[Problem requirements] Copy every line in which the string "Analytics" occurs.

[Records for this exercise]

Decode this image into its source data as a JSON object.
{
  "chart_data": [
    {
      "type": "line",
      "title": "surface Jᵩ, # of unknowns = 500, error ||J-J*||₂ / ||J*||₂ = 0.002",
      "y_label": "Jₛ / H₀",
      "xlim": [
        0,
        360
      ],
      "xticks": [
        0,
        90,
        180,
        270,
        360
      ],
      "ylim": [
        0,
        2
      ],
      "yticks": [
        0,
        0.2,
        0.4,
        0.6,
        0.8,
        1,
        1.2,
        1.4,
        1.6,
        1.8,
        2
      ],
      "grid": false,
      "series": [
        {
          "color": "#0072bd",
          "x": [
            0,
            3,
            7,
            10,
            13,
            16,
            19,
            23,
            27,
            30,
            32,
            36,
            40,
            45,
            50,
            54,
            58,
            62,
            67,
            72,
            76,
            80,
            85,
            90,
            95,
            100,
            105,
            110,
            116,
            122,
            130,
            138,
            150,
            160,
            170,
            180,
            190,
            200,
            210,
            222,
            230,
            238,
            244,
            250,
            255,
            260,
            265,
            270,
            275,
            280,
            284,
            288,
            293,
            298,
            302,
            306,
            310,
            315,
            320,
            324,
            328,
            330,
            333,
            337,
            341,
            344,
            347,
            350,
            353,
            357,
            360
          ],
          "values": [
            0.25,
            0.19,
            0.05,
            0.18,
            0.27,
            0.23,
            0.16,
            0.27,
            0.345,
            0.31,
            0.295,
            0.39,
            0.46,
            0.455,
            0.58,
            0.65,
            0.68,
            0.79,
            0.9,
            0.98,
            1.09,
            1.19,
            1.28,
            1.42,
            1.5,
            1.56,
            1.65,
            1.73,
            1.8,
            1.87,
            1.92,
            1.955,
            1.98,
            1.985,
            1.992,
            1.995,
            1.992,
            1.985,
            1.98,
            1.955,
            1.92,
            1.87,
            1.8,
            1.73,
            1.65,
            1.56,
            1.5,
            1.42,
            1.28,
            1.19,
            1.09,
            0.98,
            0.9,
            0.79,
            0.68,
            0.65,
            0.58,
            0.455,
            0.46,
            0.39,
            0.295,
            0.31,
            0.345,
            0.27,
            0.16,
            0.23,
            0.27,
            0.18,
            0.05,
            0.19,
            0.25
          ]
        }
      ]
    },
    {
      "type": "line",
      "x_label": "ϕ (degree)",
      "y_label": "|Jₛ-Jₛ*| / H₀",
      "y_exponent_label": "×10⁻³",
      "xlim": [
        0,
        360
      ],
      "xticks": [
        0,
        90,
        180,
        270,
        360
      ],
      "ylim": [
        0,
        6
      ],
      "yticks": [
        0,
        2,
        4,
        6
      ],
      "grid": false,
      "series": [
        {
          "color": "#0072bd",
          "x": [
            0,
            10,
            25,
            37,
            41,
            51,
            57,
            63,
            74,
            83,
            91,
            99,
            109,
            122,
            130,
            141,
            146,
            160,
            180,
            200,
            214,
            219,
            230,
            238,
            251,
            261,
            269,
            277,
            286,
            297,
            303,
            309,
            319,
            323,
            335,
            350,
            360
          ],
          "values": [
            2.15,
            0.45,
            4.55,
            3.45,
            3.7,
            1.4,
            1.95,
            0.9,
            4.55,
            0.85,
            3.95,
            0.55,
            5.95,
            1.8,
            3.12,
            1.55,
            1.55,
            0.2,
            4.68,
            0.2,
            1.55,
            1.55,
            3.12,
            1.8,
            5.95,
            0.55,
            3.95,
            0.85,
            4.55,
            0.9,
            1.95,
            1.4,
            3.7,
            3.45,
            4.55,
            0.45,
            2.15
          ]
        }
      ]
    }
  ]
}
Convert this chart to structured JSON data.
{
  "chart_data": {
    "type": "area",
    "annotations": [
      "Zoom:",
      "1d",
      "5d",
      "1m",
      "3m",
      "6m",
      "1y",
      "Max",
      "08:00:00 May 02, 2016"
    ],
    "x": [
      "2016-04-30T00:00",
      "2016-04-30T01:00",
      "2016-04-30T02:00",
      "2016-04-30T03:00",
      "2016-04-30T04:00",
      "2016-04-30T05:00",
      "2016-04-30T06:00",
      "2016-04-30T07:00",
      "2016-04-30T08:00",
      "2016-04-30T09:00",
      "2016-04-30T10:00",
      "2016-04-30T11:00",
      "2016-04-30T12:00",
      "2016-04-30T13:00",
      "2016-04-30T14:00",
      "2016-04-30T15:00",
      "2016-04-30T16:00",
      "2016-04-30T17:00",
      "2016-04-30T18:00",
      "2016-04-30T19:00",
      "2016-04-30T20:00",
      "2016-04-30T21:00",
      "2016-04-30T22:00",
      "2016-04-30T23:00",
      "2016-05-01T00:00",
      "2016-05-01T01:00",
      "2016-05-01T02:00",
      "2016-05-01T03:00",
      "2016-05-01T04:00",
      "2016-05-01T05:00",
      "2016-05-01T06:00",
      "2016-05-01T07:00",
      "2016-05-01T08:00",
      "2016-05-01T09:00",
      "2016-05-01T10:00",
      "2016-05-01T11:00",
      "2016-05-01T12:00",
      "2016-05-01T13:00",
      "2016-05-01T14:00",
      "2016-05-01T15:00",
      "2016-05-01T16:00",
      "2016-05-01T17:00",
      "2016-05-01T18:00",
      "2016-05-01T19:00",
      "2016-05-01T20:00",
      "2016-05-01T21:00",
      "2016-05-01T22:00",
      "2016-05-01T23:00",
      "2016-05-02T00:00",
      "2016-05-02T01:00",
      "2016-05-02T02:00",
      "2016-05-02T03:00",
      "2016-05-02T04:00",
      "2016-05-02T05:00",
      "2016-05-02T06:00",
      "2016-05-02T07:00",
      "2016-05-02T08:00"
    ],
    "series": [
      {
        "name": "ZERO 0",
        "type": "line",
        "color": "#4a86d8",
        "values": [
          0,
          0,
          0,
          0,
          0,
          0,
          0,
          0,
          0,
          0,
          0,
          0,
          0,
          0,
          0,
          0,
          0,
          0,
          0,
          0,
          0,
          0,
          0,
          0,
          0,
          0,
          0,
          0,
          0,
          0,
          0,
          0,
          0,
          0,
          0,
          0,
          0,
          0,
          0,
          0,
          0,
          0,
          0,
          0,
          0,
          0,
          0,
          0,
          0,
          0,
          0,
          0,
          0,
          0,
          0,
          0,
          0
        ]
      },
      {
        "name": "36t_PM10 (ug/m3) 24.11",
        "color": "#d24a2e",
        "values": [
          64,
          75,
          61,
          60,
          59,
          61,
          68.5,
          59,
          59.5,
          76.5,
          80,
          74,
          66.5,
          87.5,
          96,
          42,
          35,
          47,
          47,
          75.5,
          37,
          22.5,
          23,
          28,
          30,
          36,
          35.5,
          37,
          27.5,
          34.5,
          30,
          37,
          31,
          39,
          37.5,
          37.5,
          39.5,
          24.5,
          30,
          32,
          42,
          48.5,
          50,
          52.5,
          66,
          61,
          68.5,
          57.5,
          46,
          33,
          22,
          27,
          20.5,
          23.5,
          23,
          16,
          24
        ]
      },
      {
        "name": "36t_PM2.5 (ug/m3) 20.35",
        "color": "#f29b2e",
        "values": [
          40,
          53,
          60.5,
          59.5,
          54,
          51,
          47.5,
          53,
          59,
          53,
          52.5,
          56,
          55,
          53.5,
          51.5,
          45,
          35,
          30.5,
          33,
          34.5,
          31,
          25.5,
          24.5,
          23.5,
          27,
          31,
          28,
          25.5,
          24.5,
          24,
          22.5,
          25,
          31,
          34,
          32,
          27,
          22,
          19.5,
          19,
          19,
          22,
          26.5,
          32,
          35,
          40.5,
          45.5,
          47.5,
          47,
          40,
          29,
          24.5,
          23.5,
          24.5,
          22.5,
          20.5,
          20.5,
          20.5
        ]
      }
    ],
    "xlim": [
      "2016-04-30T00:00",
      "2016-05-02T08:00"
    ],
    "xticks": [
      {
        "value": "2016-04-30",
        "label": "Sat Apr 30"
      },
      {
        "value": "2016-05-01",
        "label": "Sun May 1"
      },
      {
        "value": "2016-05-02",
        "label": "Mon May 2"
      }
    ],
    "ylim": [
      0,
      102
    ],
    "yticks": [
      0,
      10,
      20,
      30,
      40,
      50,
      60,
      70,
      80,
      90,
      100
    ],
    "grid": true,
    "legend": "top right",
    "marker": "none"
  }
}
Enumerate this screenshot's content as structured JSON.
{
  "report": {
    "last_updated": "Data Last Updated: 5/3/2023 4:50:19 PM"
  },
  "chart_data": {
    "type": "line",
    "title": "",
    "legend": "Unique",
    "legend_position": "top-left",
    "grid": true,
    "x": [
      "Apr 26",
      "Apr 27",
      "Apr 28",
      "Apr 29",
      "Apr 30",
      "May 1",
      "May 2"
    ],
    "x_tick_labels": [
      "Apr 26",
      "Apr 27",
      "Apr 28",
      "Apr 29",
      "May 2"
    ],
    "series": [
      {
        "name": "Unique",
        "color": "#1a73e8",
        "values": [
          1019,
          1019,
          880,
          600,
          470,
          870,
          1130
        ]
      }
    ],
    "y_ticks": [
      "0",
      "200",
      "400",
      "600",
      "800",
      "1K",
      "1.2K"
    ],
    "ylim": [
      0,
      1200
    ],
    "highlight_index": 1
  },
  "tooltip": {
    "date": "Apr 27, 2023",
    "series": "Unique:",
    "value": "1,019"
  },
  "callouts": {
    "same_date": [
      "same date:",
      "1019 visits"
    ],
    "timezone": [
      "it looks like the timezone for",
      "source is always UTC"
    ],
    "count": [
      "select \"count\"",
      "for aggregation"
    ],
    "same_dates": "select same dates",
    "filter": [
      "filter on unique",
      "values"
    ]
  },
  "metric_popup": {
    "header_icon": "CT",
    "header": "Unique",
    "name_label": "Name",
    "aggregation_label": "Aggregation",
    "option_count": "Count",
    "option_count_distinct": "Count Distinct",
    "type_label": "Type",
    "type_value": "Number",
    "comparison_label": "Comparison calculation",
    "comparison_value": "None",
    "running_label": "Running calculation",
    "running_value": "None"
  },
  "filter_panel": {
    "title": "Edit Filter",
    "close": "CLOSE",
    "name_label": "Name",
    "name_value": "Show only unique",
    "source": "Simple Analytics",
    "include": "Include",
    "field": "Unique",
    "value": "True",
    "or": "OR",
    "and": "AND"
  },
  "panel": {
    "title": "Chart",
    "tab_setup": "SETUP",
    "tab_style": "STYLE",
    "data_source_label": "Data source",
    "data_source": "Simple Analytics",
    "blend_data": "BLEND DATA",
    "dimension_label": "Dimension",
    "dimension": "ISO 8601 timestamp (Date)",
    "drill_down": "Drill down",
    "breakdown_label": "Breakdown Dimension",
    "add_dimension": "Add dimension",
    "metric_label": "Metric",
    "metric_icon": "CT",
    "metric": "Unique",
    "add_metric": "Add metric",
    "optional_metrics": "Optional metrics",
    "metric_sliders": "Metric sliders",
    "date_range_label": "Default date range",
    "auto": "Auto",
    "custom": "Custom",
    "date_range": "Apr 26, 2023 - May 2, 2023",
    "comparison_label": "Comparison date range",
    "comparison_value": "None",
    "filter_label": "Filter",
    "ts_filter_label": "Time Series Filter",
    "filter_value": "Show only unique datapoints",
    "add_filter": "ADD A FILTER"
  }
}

[Written response]
    "source": "Simple Analytics",
    "data_source": "Simple Analytics",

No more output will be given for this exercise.